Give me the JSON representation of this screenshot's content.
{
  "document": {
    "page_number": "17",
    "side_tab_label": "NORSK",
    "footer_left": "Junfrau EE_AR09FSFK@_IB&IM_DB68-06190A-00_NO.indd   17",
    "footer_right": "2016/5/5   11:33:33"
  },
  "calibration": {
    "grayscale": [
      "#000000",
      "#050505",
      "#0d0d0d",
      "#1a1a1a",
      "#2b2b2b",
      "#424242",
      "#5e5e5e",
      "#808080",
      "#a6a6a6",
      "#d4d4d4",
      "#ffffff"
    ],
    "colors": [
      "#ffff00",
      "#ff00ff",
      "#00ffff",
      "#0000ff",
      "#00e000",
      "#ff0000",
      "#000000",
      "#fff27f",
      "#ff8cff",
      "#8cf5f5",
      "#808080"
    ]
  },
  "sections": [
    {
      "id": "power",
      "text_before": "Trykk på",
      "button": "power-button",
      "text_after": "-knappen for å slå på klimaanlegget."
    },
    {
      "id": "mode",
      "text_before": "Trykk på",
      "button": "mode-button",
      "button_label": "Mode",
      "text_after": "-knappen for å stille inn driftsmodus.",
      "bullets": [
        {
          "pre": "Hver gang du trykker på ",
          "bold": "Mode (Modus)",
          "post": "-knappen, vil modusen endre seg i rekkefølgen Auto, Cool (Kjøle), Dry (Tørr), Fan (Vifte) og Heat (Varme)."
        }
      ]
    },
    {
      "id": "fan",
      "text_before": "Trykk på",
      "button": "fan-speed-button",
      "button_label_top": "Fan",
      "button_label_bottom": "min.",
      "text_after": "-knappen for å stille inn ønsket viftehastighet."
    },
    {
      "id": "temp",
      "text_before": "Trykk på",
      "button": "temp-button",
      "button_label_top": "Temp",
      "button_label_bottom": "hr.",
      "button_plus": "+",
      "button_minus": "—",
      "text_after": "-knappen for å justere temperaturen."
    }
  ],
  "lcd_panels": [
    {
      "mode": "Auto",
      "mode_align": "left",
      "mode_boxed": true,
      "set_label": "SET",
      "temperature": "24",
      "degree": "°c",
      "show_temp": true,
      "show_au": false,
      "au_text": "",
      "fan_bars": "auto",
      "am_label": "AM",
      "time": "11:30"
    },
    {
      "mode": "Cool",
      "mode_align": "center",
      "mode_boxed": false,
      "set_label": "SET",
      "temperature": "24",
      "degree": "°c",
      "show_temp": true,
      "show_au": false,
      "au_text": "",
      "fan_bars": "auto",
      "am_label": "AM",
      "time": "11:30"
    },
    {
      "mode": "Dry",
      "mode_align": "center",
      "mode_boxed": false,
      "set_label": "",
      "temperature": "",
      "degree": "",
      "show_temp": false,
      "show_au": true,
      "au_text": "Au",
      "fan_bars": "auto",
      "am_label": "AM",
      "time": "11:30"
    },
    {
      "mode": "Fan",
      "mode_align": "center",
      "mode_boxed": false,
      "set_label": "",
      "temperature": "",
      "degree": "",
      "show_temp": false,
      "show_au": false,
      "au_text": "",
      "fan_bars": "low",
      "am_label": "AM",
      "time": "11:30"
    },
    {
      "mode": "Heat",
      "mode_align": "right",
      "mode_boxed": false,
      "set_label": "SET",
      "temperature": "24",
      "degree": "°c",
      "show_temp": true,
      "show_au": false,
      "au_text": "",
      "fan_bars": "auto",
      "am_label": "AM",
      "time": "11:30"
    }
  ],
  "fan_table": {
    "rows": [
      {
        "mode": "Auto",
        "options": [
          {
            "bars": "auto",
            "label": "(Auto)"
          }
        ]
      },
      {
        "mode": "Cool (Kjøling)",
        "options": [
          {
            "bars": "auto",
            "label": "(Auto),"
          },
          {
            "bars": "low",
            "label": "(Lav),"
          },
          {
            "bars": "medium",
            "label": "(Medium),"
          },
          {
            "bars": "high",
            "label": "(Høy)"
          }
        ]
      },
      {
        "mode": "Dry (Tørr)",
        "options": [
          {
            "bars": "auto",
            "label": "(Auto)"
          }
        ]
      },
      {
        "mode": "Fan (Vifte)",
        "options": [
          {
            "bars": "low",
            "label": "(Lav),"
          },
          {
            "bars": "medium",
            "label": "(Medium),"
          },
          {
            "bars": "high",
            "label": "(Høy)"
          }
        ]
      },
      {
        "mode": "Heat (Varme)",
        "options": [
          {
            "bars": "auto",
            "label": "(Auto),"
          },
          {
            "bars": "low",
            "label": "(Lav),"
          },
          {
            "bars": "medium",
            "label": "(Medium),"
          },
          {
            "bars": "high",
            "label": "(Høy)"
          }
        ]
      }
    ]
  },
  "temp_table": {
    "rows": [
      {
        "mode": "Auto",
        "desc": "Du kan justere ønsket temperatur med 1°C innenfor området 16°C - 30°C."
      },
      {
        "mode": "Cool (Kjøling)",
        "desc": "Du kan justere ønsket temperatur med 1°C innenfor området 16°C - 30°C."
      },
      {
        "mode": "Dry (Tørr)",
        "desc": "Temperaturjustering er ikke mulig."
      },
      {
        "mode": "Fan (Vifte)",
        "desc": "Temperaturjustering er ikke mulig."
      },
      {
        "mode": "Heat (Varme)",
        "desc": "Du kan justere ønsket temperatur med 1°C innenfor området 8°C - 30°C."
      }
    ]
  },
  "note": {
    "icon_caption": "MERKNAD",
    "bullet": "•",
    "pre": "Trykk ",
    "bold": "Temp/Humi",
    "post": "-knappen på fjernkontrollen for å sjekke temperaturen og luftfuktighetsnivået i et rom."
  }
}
◆ ◆ ◆ ◆ ◆ ◆ ◆
**EXERCISE DIRECTIONS:** Write the data back out verbatim.

**RESULT BELOW:**
Give me the JSON representation of this screenshot's content.
{
  "document": {
    "page_number": "17",
    "side_tab_label": "NORSK",
    "footer_left": "Junfrau EE_AR09FSFK@_IB&IM_DB68-06190A-00_NO.indd   17",
    "footer_right": "2016/5/5   11:33:33"
  },
  "calibration": {
    "grayscale": [
      "#000000",
      "#050505",
      "#0d0d0d",
      "#1a1a1a",
      "#2b2b2b",
      "#424242",
      "#5e5e5e",
      "#808080",
      "#a6a6a6",
      "#d4d4d4",
      "#ffffff"
    ],
    "colors": [
      "#ffff00",
      "#ff00ff",
      "#00ffff",
      "#0000ff",
      "#00e000",
      "#ff0000",
      "#000000",
      "#fff27f",
      "#ff8cff",
      "#8cf5f5",
      "#808080"
    ]
  },
  "sections": [
    {
      "id": "power",
      "text_before": "Trykk på",
      "button": "power-button",
      "text_after": "-knappen for å slå på klimaanlegget."
    },
    {
      "id": "mode",
      "text_before": "Trykk på",
      "button": "mode-button",
      "button_label": "Mode",
      "text_after": "-knappen for å stille inn driftsmodus.",
      "bullets": [
        {
          "pre": "Hver gang du trykker på ",
          "bold": "Mode (Modus)",
          "post": "-knappen, vil modusen endre seg i rekkefølgen Auto, Cool (Kjøle), Dry (Tørr), Fan (Vifte) og Heat (Varme)."
        }
      ]
    },
    {
      "id": "fan",
      "text_before": "Trykk på",
      "button": "fan-speed-button",
      "button_label_top": "Fan",
      "button_label_bottom": "min.",
      "text_after": "-knappen for å stille inn ønsket viftehastighet."
    },
    {
      "id": "temp",
      "text_before": "Trykk på",
      "button": "temp-button",
      "button_label_top": "Temp",
      "button_label_bottom": "hr.",
      "button_plus": "+",
      "button_minus": "—",
      "text_after": "-knappen for å justere temperaturen."
    }
  ],
  "lcd_panels": [
    {
      "mode": "Auto",
      "mode_align": "left",
      "mode_boxed": true,
      "set_label": "SET",
      "temperature": "24",
      "degree": "°c",
      "show_temp": true,
      "show_au": false,
      "au_text": "",
      "fan_bars": "auto",
      "am_label": "AM",
      "time": "11:30"
    },
    {
      "mode": "Cool",
      "mode_align": "center",
      "mode_boxed": false,
      "set_label": "SET",
      "temperature": "24",
      "degree": "°c",
      "show_temp": true,
      "show_au": false,
      "au_text": "",
      "fan_bars": "auto",
      "am_label": "AM",
      "time": "11:30"
    },
    {
      "mode": "Dry",
      "mode_align": "center",
      "mode_boxed": false,
      "set_label": "",
      "temperature": "",
      "degree": "",
      "show_temp": false,
      "show_au": true,
      "au_text": "Au",
      "fan_bars": "auto",
      "am_label": "AM",
      "time": "11:30"
    },
    {
      "mode": "Fan",
      "mode_align": "center",
      "mode_boxed": false,
      "set_label": "",
      "temperature": "",
      "degree": "",
      "show_temp": false,
      "show_au": false,
      "au_text": "",
      "fan_bars": "low",
      "am_label": "AM",
      "time": "11:30"
    },
    {
      "mode": "Heat",
      "mode_align": "right",
      "mode_boxed": false,
      "set_label": "SET",
      "temperature": "24",
      "degree": "°c",
      "show_temp": true,
      "show_au": false,
      "au_text": "",
      "fan_bars": "auto",
      "am_label": "AM",
      "time": "11:30"
    }
  ],
  "fan_table": {
    "rows": [
      {
        "mode": "Auto",
        "options": [
          {
            "bars": "auto",
            "label": "(Auto)"
          }
        ]
      },
      {
        "mode": "Cool (Kjøling)",
        "options": [
          {
            "bars": "auto",
            "label": "(Auto),"
          },
          {
            "bars": "low",
            "label": "(Lav),"
          },
          {
            "bars": "medium",
            "label": "(Medium),"
          },
          {
            "bars": "high",
            "label": "(Høy)"
          }
        ]
      },
      {
        "mode": "Dry (Tørr)",
        "options": [
          {
            "bars": "auto",
            "label": "(Auto)"
          }
        ]
      },
      {
        "mode": "Fan (Vifte)",
        "options": [
          {
            "bars": "low",
            "label": "(Lav),"
          },
          {
            "bars": "medium",
            "label": "(Medium),"
          },
          {
            "bars": "high",
            "label": "(Høy)"
          }
        ]
      },
      {
        "mode": "Heat (Varme)",
        "options": [
          {
            "bars": "auto",
            "label": "(Auto),"
          },
          {
            "bars": "low",
            "label": "(Lav),"
          },
          {
            "bars": "medium",
            "label": "(Medium),"
          },
          {
            "bars": "high",
            "label": "(Høy)"
          }
        ]
      }
    ]
  },
  "temp_table": {
    "rows": [
      {
        "mode": "Auto",
        "desc": "Du kan justere ønsket temperatur med 1°C innenfor området 16°C - 30°C."
      },
      {
        "mode": "Cool (Kjøling)",
        "desc": "Du kan justere ønsket temperatur med 1°C innenfor området 16°C - 30°C."
      },
      {
        "mode": "Dry (Tørr)",
        "desc": "Temperaturjustering er ikke mulig."
      },
      {
        "mode": "Fan (Vifte)",
        "desc": "Temperaturjustering er ikke mulig."
      },
      {
        "mode": "Heat (Varme)",
        "desc": "Du kan justere ønsket temperatur med 1°C innenfor området 8°C - 30°C."
      }
    ]
  },
  "note": {
    "icon_caption": "MERKNAD",
    "bullet": "•",
    "pre": "Trykk ",
    "bold": "Temp/Humi",
    "post": "-knappen på fjernkontrollen for å sjekke temperaturen og luftfuktighetsnivået i et rom."
  }
}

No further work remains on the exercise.